STORED RECORDS
▬▬▬▬▬▬▬▬▬▬

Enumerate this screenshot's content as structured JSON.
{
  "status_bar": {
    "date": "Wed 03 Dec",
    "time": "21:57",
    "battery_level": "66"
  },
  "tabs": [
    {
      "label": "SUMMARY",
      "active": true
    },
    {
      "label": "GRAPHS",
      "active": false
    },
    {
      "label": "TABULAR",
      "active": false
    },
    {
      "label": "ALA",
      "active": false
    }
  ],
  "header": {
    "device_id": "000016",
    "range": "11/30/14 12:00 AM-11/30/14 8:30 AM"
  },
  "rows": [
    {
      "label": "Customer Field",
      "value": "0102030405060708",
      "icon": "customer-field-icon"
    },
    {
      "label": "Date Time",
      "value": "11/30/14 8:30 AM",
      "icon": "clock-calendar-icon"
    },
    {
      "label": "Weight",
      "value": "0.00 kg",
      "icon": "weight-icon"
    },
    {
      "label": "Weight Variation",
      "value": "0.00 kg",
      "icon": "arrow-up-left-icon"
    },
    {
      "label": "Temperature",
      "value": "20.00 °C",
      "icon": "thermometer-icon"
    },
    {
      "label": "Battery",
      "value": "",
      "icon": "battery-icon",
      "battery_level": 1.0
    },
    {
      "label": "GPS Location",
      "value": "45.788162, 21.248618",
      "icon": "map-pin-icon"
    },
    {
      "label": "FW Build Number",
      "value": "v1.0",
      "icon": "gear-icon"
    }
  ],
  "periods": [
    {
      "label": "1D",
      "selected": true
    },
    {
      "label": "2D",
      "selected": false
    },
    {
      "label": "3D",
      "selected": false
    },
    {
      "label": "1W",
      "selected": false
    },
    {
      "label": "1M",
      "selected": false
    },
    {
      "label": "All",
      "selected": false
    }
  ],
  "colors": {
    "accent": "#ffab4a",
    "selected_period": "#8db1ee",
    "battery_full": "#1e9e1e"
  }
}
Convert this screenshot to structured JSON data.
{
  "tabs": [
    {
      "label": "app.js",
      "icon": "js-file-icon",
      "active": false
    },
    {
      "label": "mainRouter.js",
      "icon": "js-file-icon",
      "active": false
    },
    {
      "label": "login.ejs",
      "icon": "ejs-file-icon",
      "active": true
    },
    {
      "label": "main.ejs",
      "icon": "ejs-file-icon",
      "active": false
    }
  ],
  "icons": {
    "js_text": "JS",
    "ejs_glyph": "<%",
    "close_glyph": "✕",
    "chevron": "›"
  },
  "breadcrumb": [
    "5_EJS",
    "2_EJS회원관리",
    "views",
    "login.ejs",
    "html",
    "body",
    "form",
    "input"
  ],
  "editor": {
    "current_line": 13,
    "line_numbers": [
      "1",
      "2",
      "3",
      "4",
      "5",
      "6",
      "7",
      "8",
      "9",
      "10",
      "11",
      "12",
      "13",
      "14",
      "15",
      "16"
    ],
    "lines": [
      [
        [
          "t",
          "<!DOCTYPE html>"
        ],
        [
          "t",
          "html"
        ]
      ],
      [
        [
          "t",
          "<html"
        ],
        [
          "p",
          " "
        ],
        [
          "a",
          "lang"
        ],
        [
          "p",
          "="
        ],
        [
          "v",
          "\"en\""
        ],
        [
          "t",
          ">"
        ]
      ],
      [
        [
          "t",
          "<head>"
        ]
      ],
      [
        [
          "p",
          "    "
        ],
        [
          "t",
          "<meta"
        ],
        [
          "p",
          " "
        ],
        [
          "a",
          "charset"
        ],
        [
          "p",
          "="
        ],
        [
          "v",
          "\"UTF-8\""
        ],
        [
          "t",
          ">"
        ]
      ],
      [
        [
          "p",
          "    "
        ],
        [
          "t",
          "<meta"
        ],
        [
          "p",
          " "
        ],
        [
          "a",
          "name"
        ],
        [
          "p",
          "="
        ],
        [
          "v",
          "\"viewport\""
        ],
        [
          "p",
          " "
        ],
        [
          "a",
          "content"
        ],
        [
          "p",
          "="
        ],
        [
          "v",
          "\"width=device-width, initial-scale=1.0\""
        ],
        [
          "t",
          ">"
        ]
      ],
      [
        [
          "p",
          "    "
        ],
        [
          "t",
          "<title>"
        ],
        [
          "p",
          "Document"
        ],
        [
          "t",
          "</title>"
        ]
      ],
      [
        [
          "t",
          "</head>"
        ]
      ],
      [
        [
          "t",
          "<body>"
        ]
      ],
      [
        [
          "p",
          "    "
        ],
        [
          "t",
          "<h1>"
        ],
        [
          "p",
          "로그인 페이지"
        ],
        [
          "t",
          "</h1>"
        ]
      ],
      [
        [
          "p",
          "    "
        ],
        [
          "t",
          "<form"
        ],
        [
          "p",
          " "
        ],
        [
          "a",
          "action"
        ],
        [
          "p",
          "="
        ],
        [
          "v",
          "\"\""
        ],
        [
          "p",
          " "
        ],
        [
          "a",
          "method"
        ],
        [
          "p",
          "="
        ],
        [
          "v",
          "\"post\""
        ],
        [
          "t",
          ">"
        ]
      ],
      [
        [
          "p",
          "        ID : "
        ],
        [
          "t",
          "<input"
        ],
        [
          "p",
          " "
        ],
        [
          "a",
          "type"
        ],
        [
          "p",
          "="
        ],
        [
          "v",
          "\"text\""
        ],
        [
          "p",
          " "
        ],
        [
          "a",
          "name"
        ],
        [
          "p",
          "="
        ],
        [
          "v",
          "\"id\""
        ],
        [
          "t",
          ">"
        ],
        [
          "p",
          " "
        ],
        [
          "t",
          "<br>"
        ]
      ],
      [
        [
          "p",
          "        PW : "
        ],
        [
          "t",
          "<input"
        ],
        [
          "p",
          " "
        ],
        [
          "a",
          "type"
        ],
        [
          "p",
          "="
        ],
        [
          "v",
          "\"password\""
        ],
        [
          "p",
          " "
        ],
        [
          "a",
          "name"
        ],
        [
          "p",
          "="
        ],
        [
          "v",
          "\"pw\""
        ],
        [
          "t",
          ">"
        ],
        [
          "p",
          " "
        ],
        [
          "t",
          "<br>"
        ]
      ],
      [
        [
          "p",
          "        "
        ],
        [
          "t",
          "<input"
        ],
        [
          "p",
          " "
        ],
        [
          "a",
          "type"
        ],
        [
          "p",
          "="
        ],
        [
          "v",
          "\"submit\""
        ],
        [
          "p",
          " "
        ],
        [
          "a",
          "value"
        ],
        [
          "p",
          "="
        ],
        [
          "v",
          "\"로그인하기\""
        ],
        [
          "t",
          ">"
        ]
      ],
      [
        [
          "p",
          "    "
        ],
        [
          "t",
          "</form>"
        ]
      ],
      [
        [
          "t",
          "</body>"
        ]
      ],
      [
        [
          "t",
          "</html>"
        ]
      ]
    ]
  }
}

▬▬▬▬▬▬▬▬▬▬

EXERCISE REQUIREMENTS
Of the lines in the material above, state how many contain the string "value"; give no other text.

FULL OUTPUT
9